Data listing:
--- Start ---
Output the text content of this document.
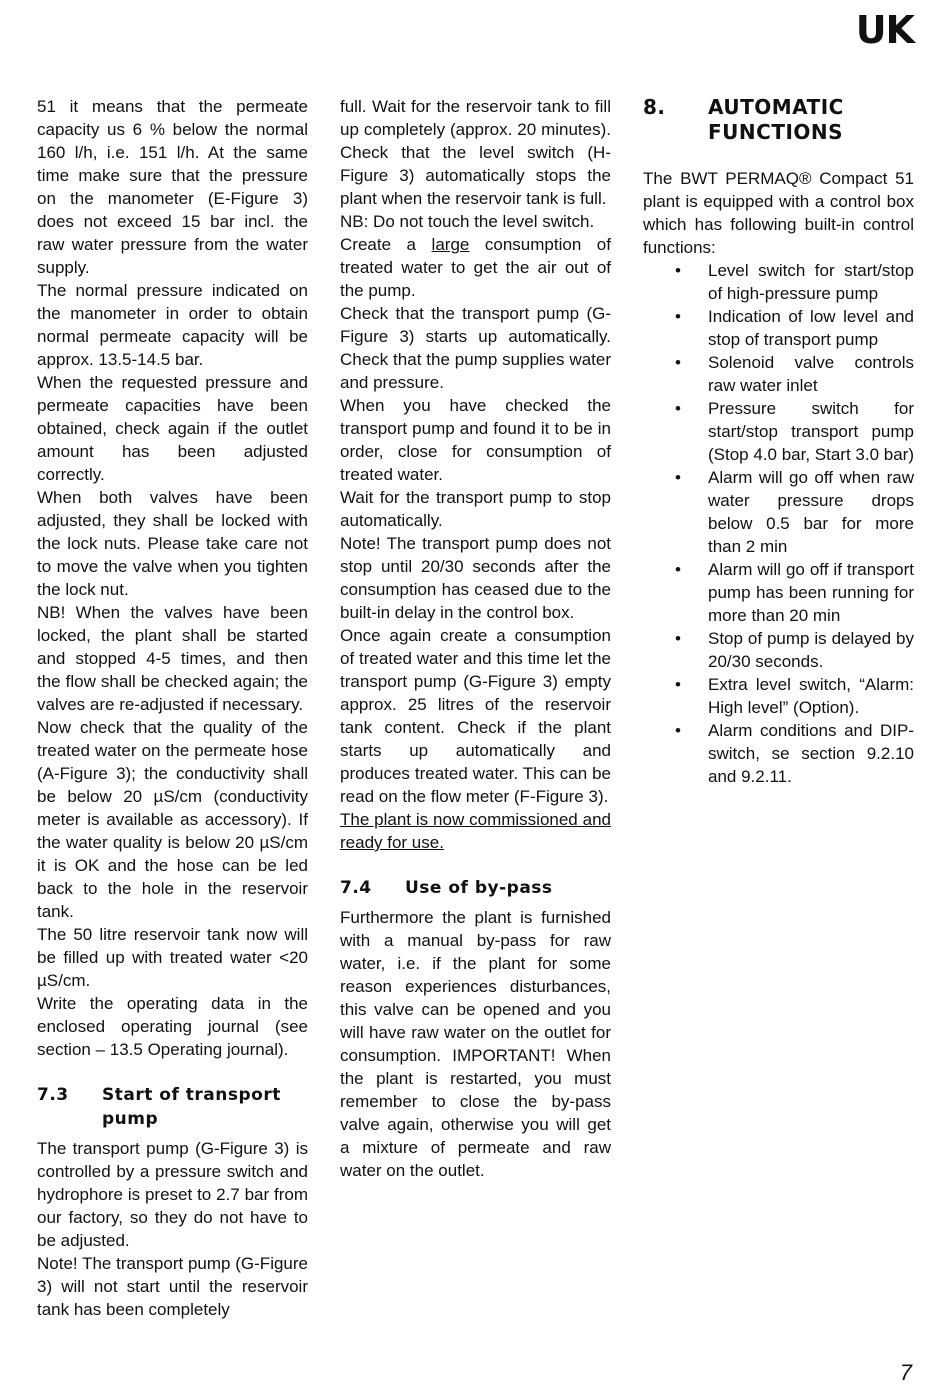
UK

51 it means that the permeate capacity us 6 % below the normal 160 l/h, i.e. 151 l/h. At the same time make sure that the pressure on the manometer (E-Figure 3) does not exceed 15 bar incl. the raw water pressure from the water supply.

The normal pressure indicated on the manometer in order to obtain normal permeate capacity will be approx. 13.5-14.5 bar.

When the requested pressure and permeate capacities have been obtained, check again if the outlet amount has been adjusted correctly.

When both valves have been adjusted, they shall be locked with the lock nuts. Please take care not to move the valve when you tighten the lock nut.

NB! When the valves have been locked, the plant shall be started and stopped 4-5 times, and then the flow shall be checked again; the valves are re-adjusted if necessary.

Now check that the quality of the treated water on the permeate hose (A-Figure 3); the conductivity shall be below 20 µS/cm (conductivity meter is available as accessory). If the water quality is below 20 µS/cm it is OK and the hose can be led back to the hole in the reservoir tank.

The 50 litre reservoir tank now will be filled up with treated water <20 µS/cm.

Write the operating data in the enclosed operating journal (see section – 13.5 Operating journal).

7.3	Start of transport pump

The transport pump (G-Figure 3) is controlled by a pressure switch and hydrophore is preset to 2.7 bar from our factory, so they do not have to be adjusted.

Note! The transport pump (G-Figure 3) will not start until the reservoir tank has been completely

full. Wait for the reservoir tank to fill up completely (approx. 20 minutes). Check that the level switch (H-Figure 3) automatically stops the plant when the reservoir tank is full.

NB: Do not touch the level switch.

Create a large consumption of treated water to get the air out of the pump.

Check that the transport pump (G-Figure 3) starts up automatically. Check that the pump supplies water and pressure.

When you have checked the transport pump and found it to be in order, close for consumption of treated water.

Wait for the transport pump to stop automatically.

Note! The transport pump does not stop until 20/30 seconds after the consumption has ceased due to the built-in delay in the control box.

Once again create a consumption of treated water and this time let the transport pump (G-Figure 3) empty approx. 25 litres of the reservoir tank content. Check if the plant starts up automatically and produces treated water. This can be read on the flow meter (F-Figure 3).

The plant is now commissioned and ready for use.

7.4	Use of by-pass

Furthermore the plant is furnished with a manual by-pass for raw water, i.e. if the plant for some reason experiences disturbances, this valve can be opened and you will have raw water on the outlet for consumption. IMPORTANT! When the plant is restarted, you must remember to close the by-pass valve again, otherwise you will get a mixture of permeate and raw water on the outlet.

8.	AUTOMATIC FUNCTIONS

The BWT PERMAQ® Compact 51 plant is equipped with a control box which has following built-in control functions:

• Level switch for start/stop of high-pressure pump
• Indication of low level and stop of transport pump
• Solenoid valve controls raw water inlet
• Pressure switch for start/stop transport pump (Stop 4.0 bar, Start 3.0 bar)
• Alarm will go off when raw water pressure drops below 0.5 bar for more than 2 min
• Alarm will go off if transport pump has been running for more than 20 min
• Stop of pump is delayed by 20/30 seconds.
• Extra level switch, “Alarm: High level” (Option).
• Alarm conditions and DIP-switch, se section 9.2.10 and 9.2.11.
7
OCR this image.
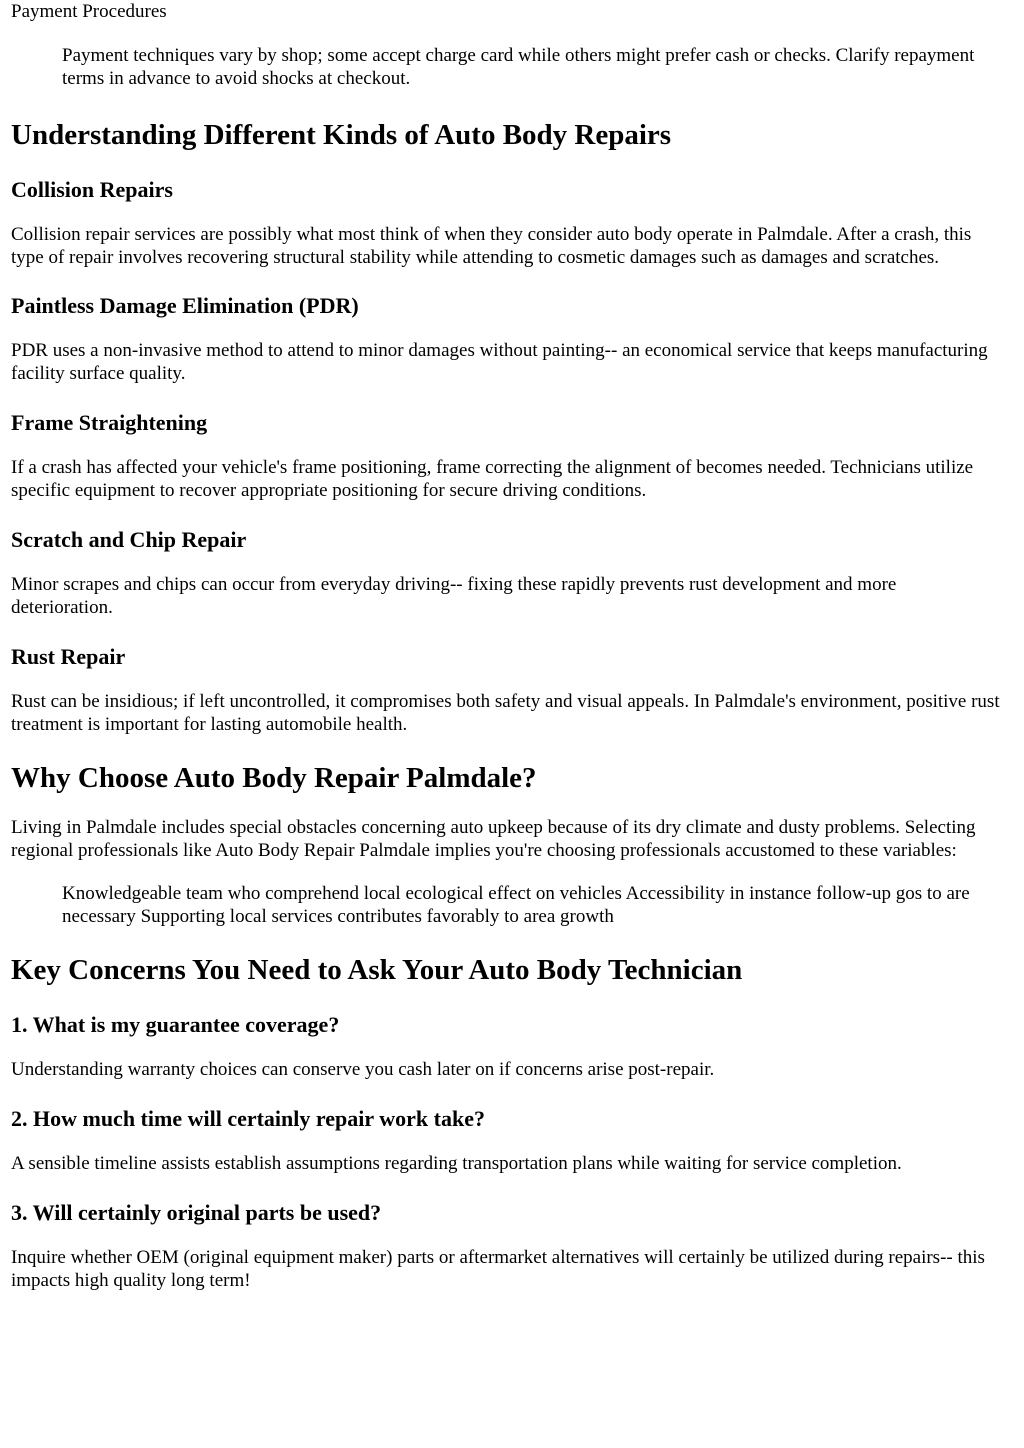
Payment Procedures

Payment techniques vary by shop; some accept charge card while others might prefer cash or checks. Clarify repayment terms in advance to avoid shocks at checkout.
Understanding Different Kinds of Auto Body Repairs
Collision Repairs

Collision repair services are possibly what most think of when they consider auto body operate in Palmdale. After a crash, this type of repair involves recovering structural stability while attending to cosmetic damages such as damages and scratches.

Paintless Damage Elimination (PDR)

PDR uses a non-invasive method to attend to minor damages without painting-- an economical service that keeps manufacturing facility surface quality.

Frame Straightening

If a crash has affected your vehicle's frame positioning, frame correcting the alignment of becomes needed. Technicians utilize specific equipment to recover appropriate positioning for secure driving conditions.

Scratch and Chip Repair

Minor scrapes and chips can occur from everyday driving-- fixing these rapidly prevents rust development and more deterioration.

Rust Repair

Rust can be insidious; if left uncontrolled, it compromises both safety and visual appeals. In Palmdale's environment, positive rust treatment is important for lasting automobile health.

Why Choose Auto Body Repair Palmdale?

Living in Palmdale includes special obstacles concerning auto upkeep because of its dry climate and dusty problems. Selecting regional professionals like Auto Body Repair Palmdale implies you're choosing professionals accustomed to these variables:

Knowledgeable team who comprehend local ecological effect on vehicles Accessibility in instance follow-up gos to are necessary Supporting local services contributes favorably to area growth
Key Concerns You Need to Ask Your Auto Body Technician
1. What is my guarantee coverage?

Understanding warranty choices can conserve you cash later on if concerns arise post-repair.

2. How much time will certainly repair work take?

A sensible timeline assists establish assumptions regarding transportation plans while waiting for service completion.

3. Will certainly original parts be used?

Inquire whether OEM (original equipment maker) parts or aftermarket alternatives will certainly be utilized during repairs-- this impacts high quality long term!
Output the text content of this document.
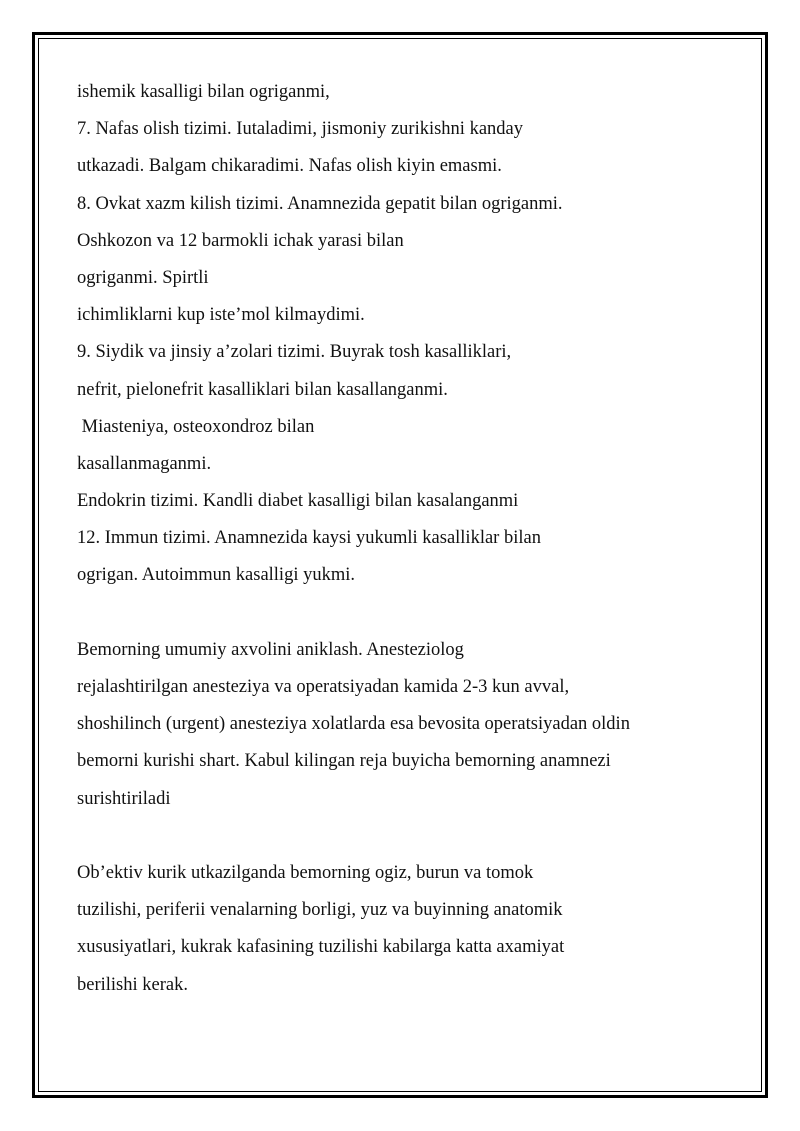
ishemik kasalligi bilan ogriganmi,

7. Nafas olish tizimi. Iutaladimi, jismoniy zurikishni kanday

utkazadi. Balgam chikaradimi. Nafas olish kiyin emasmi.

8. Ovkat xazm kilish tizimi. Anamnezida gepatit bilan ogriganmi.

Oshkozon va 12 barmokli ichak yarasi bilan

ogriganmi. Spirtli

ichimliklarni kup iste’mol kilmaydimi.

9. Siydik va jinsiy a’zolari tizimi. Buyrak tosh kasalliklari,

nefrit, pielonefrit kasalliklari bilan kasallanganmi.

Miasteniya, osteoxondroz bilan

kasallanmaganmi.

Endokrin tizimi. Kandli diabet kasalligi bilan kasalanganmi

12. Immun tizimi. Anamnezida kaysi yukumli kasalliklar bilan

ogrigan. Autoimmun kasalligi yukmi.

Bemorning umumiy axvolini aniklash. Anesteziolog

rejalashtirilgan anesteziya va operatsiyadan kamida 2-3 kun avval,

shoshilinch (urgent) anesteziya xolatlarda esa bevosita operatsiyadan oldin

bemorni kurishi shart. Kabul kilingan reja buyicha bemorning anamnezi

surishtiriladi

Ob’ektiv kurik utkazilganda bemorning ogiz, burun va tomok

tuzilishi, periferii venalarning borligi, yuz va buyinning anatomik

xususiyatlari, kukrak kafasining tuzilishi kabilarga katta axamiyat

berilishi kerak.
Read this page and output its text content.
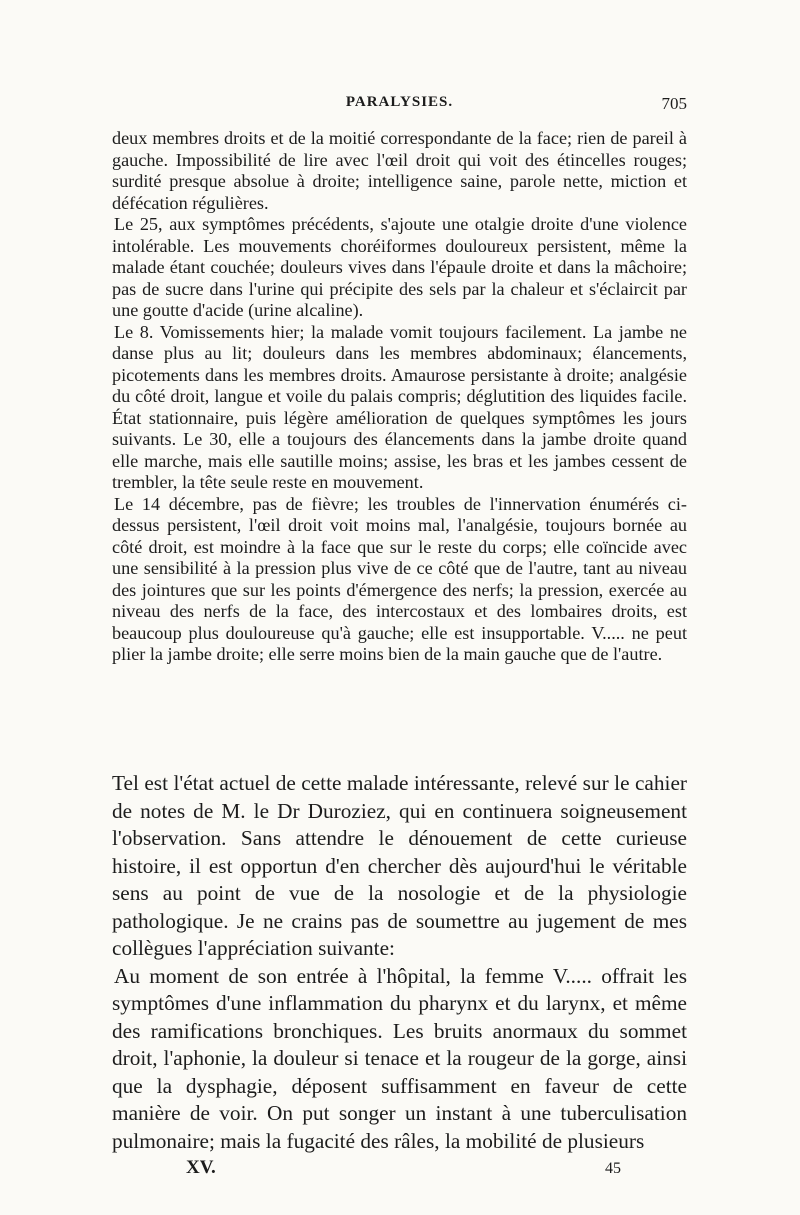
PARALYSIES.	705

deux membres droits et de la moitié correspondante de la face; rien de pareil à gauche. Impossibilité de lire avec l'œil droit qui voit des étincelles rouges; surdité presque absolue à droite; intelligence saine, parole nette, miction et défécation régulières.

Le 25, aux symptômes précédents, s'ajoute une otalgie droite d'une violence intolérable. Les mouvements choréiformes douloureux persistent, même la malade étant couchée; douleurs vives dans l'épaule droite et dans la mâchoire; pas de sucre dans l'urine qui précipite des sels par la chaleur et s'éclaircit par une goutte d'acide (urine alcaline).

Le 8. Vomissements hier; la malade vomit toujours facilement. La jambe ne danse plus au lit; douleurs dans les membres abdominaux; élancements, picotements dans les membres droits. Amaurose persistante à droite; analgésie du côté droit, langue et voile du palais compris; déglutition des liquides facile. État stationnaire, puis légère amélioration de quelques symptômes les jours suivants. Le 30, elle a toujours des élancements dans la jambe droite quand elle marche, mais elle sautille moins; assise, les bras et les jambes cessent de trembler, la tête seule reste en mouvement.

Le 14 décembre, pas de fièvre; les troubles de l'innervation énumérés ci-dessus persistent, l'œil droit voit moins mal, l'analgésie, toujours bornée au côté droit, est moindre à la face que sur le reste du corps; elle coïncide avec une sensibilité à la pression plus vive de ce côté que de l'autre, tant au niveau des jointures que sur les points d'émergence des nerfs; la pression, exercée au niveau des nerfs de la face, des intercostaux et des lombaires droits, est beaucoup plus douloureuse qu'à gauche; elle est insupportable. V..... ne peut plier la jambe droite; elle serre moins bien de la main gauche que de l'autre.

Tel est l'état actuel de cette malade intéressante, relevé sur le cahier de notes de M. le Dr Duroziez, qui en continuera soigneusement l'observation. Sans attendre le dénouement de cette curieuse histoire, il est opportun d'en chercher dès aujourd'hui le véritable sens au point de vue de la nosologie et de la physiologie pathologique. Je ne crains pas de soumettre au jugement de mes collègues l'appréciation suivante:

Au moment de son entrée à l'hôpital, la femme V..... offrait les symptômes d'une inflammation du pharynx et du larynx, et même des ramifications bronchiques. Les bruits anormaux du sommet droit, l'aphonie, la douleur si tenace et la rougeur de la gorge, ainsi que la dysphagie, déposent suffisamment en faveur de cette manière de voir. On put songer un instant à une tuberculisation pulmonaire; mais la fugacité des râles, la mobilité de plusieurs

XV.	45
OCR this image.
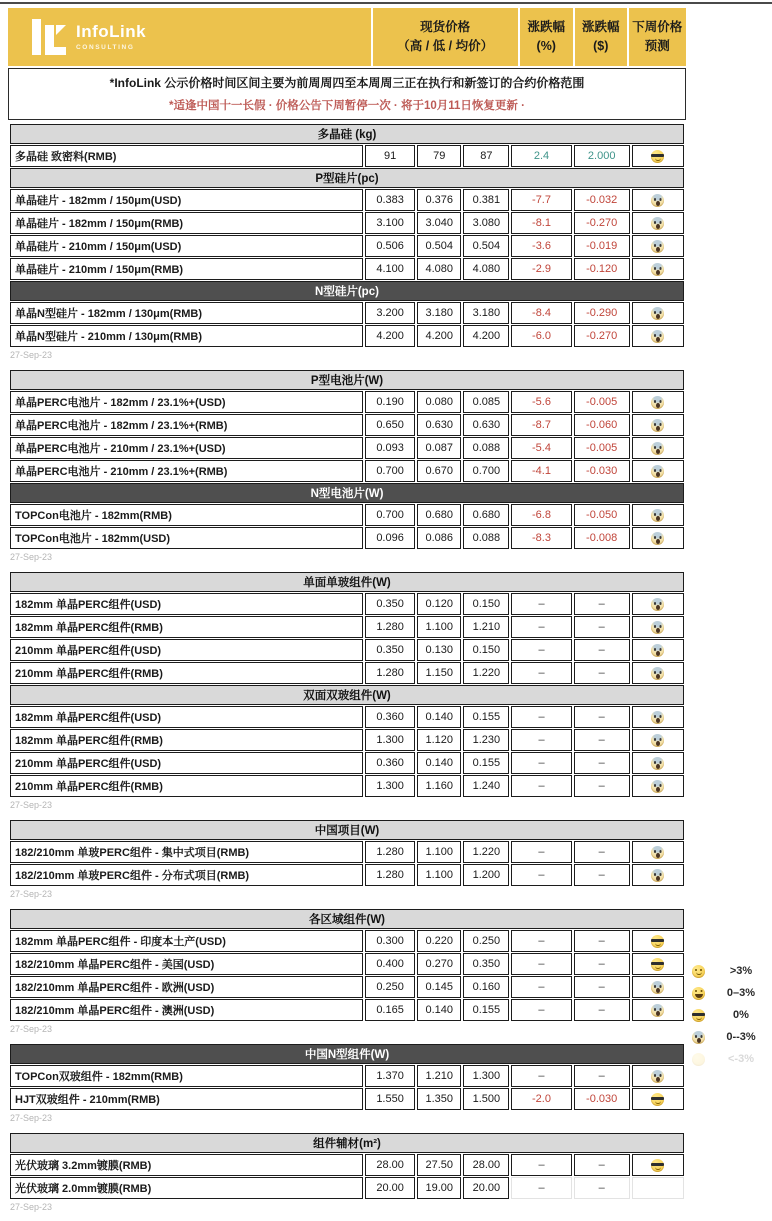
InfoLink
CONSULTING
现货价格
（高 / 低 / 均价）
涨跌幅
(%)
涨跌幅
($)
下周价格
预测
*InfoLink 公示价格时间区间主要为前周周四至本周周三正在执行和新签订的合约价格范围
*适逢中国十一长假 · 价格公告下周暂停一次 · 将于10月11日恢复更新 ·
多晶硅 (kg)						
多晶硅 致密料(RMB)	91	79	87	2.4	2.000	
P型硅片(pc)						
单晶硅片 - 182mm / 150μm(USD)	0.383	0.376	0.381	-7.7	-0.032	
单晶硅片 - 182mm / 150μm(RMB)	3.100	3.040	3.080	-8.1	-0.270	
单晶硅片 - 210mm / 150μm(USD)	0.506	0.504	0.504	-3.6	-0.019	
单晶硅片 - 210mm / 150μm(RMB)	4.100	4.080	4.080	-2.9	-0.120	
N型硅片(pc)						
单晶N型硅片 - 182mm / 130μm(RMB)	3.200	3.180	3.180	-8.4	-0.290	
单晶N型硅片 - 210mm / 130μm(RMB)	4.200	4.200	4.200	-6.0	-0.270	
27-Sep-23
P型电池片(W)						
单晶PERC电池片 - 182mm / 23.1%+(USD)	0.190	0.080	0.085	-5.6	-0.005	
单晶PERC电池片 - 182mm / 23.1%+(RMB)	0.650	0.630	0.630	-8.7	-0.060	
单晶PERC电池片 - 210mm / 23.1%+(USD)	0.093	0.087	0.088	-5.4	-0.005	
单晶PERC电池片 - 210mm / 23.1%+(RMB)	0.700	0.670	0.700	-4.1	-0.030	
N型电池片(W)						
TOPCon电池片 - 182mm(RMB)	0.700	0.680	0.680	-6.8	-0.050	
TOPCon电池片 - 182mm(USD)	0.096	0.086	0.088	-8.3	-0.008	
27-Sep-23
单面单玻组件(W)						
182mm 单晶PERC组件(USD)	0.350	0.120	0.150	–	–	
182mm 单晶PERC组件(RMB)	1.280	1.100	1.210	–	–	
210mm 单晶PERC组件(USD)	0.350	0.130	0.150	–	–	
210mm 单晶PERC组件(RMB)	1.280	1.150	1.220	–	–	
双面双玻组件(W)						
182mm 单晶PERC组件(USD)	0.360	0.140	0.155	–	–	
182mm 单晶PERC组件(RMB)	1.300	1.120	1.230	–	–	
210mm 单晶PERC组件(USD)	0.360	0.140	0.155	–	–	
210mm 单晶PERC组件(RMB)	1.300	1.160	1.240	–	–	
27-Sep-23
中国项目(W)						
182/210mm 单玻PERC组件 - 集中式项目(RMB)	1.280	1.100	1.220	–	–	
182/210mm 单玻PERC组件 - 分布式项目(RMB)	1.280	1.100	1.200	–	–	
27-Sep-23
各区域组件(W)						
182mm 单晶PERC组件 - 印度本土产(USD)	0.300	0.220	0.250	–	–	
182/210mm 单晶PERC组件 - 美国(USD)	0.400	0.270	0.350	–	–	
182/210mm 单晶PERC组件 - 欧洲(USD)	0.250	0.145	0.160	–	–	
182/210mm 单晶PERC组件 - 澳洲(USD)	0.165	0.140	0.155	–	–	
27-Sep-23
中国N型组件(W)						
TOPCon双玻组件 - 182mm(RMB)	1.370	1.210	1.300	–	–	
HJT双玻组件 - 210mm(RMB)	1.550	1.350	1.500	-2.0	-0.030	
27-Sep-23
组件辅材(m²)						
光伏玻璃 3.2mm镀膜(RMB)	28.00	27.50	28.00	–	–	
光伏玻璃 2.0mm镀膜(RMB)	20.00	19.00	20.00	–	–	
27-Sep-23
>3%
0–3%
0%
0--3%
<-3%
--- End ---
Written problem => Look through the data and gather every line with the string "bilan" in it.

Solution for this problem =>
ishemik kasalligi bilan ogriganmi,
8. Ovkat xazm kilish tizimi. Anamnezida gepatit bilan ogriganmi.
Oshkozon va 12 barmokli ichak yarasi bilan
nefrit, pielonefrit kasalliklari bilan kasallanganmi.
Miasteniya, osteoxondroz bilan
Endokrin tizimi. Kandli diabet kasalligi bilan kasalanganmi
12. Immun tizimi. Anamnezida kaysi yukumli kasalliklar bilan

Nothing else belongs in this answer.